» **PROVIDED TEXT**

I was able to repair the FS by using xfs_repair. I've ran the same series of tests a few times now without triggering this issue again.


Version-Release number of selected component (if applicable): kernel-3.10.0-693.rt56.617.el7.x86_64


How reproducible:

Environment and test cases are very complex. We're using realtime KVM. A testbed with two machines connected back-to-back. The host machine (which triggered the FS corruption) is running DPDK threads and a VM doing packet forwarding (all forwarding threads have fifo:1 priority). The test-cases test packet forwarding under different scenarios: idle, host I/O load and guest I/O load. The complete set of tests may take up to 2 days. I can't tell which test-case caused the issue.

Comment 2 Luiz Capitulino 2017-09-12 14:42:01 UTC

This may be related to the following issue:

Bug 1448770 - INFO: task xfsaild/dm-2:1175 blocked for more than 600 seconds

Comment 3 Eric Sandeen 2017-09-12 14:42:17 UTC

> I was able to repair the FS by using xfs_repair.

Collected data
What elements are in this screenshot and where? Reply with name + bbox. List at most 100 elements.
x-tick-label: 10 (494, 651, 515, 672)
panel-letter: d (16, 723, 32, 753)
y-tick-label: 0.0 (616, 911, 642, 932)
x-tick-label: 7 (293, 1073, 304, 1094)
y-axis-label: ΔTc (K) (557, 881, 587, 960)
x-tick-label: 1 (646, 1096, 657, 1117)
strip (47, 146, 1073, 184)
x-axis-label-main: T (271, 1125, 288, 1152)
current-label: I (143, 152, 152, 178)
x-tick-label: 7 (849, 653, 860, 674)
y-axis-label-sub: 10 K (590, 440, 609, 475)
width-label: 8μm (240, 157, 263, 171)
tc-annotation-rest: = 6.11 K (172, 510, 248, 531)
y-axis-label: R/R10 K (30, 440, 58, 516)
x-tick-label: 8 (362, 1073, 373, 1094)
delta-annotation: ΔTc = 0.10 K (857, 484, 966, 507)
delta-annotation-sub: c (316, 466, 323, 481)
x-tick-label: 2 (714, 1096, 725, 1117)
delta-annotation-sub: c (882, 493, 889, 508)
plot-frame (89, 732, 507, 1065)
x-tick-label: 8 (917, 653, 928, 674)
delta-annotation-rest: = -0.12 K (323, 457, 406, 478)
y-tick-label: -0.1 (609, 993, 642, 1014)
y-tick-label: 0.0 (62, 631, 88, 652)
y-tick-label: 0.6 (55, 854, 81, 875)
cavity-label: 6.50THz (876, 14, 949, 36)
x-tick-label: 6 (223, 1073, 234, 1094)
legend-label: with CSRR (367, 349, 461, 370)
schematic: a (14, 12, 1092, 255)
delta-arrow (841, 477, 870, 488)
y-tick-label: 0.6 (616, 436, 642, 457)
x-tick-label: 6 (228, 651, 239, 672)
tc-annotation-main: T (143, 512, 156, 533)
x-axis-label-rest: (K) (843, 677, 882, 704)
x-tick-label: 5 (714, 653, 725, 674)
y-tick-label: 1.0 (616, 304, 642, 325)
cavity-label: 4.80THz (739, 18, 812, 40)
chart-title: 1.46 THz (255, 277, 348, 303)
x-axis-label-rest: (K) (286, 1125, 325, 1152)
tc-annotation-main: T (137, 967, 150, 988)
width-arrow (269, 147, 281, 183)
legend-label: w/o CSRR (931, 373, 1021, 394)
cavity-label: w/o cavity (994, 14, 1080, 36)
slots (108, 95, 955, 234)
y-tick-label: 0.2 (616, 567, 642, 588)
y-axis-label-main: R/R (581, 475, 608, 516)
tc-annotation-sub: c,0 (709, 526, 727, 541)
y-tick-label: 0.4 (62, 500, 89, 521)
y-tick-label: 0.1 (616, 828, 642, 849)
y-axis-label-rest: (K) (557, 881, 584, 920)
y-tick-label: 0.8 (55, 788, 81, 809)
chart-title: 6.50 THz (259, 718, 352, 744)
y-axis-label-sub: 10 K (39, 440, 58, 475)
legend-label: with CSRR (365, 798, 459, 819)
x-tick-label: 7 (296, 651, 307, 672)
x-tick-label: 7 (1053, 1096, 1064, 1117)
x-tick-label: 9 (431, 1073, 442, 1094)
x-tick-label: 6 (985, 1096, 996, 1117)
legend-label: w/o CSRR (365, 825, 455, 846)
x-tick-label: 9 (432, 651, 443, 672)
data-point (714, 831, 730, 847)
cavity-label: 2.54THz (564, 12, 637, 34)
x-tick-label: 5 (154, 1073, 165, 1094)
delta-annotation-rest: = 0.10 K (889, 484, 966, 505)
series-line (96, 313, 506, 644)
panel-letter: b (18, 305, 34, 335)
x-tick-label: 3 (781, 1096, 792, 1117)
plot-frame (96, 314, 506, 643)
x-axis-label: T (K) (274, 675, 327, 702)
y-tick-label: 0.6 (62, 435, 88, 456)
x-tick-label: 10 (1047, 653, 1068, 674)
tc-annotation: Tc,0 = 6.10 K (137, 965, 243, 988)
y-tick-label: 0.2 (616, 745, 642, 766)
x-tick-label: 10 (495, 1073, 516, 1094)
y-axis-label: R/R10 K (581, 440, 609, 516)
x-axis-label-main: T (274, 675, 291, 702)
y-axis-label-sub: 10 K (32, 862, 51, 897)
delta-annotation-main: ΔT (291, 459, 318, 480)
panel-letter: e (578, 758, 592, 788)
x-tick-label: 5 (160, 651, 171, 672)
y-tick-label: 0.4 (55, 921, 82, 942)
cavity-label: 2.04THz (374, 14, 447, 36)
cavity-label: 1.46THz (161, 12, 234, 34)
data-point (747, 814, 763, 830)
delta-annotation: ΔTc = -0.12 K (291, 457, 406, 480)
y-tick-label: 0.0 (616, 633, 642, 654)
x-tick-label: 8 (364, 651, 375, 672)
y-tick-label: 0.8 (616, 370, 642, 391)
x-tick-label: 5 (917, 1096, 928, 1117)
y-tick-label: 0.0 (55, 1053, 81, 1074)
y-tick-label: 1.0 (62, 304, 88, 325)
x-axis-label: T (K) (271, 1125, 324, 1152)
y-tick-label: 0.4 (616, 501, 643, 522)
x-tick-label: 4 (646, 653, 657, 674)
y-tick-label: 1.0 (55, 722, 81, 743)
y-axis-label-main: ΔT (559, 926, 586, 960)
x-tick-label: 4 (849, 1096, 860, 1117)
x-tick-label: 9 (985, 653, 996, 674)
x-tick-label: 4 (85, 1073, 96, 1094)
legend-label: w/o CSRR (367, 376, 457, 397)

» **PROBLEMS**
**A.** According to the bug report, how long can the complete set of tests take?
**B.** Please copy the stretch of the bug report from "Environment and test" through "caused the issue.".
The items aren't needed for any of this.

» **SOLUTION LIST**
**A.** Up to 2 days.

**B.**
Environment and test cases are very complex. We're using realtime KVM. A testbed with two machines connected back-to-back. The host machine (which triggered the FS corruption) is running DPDK threads and a VM doing packet forwarding (all forwarding threads have fifo:1 priority). The test-cases test packet forwarding under different scenarios: idle, host I/O load and guest I/O load. The complete set of tests may take up to 2 days. I can't tell which test-case caused the issue.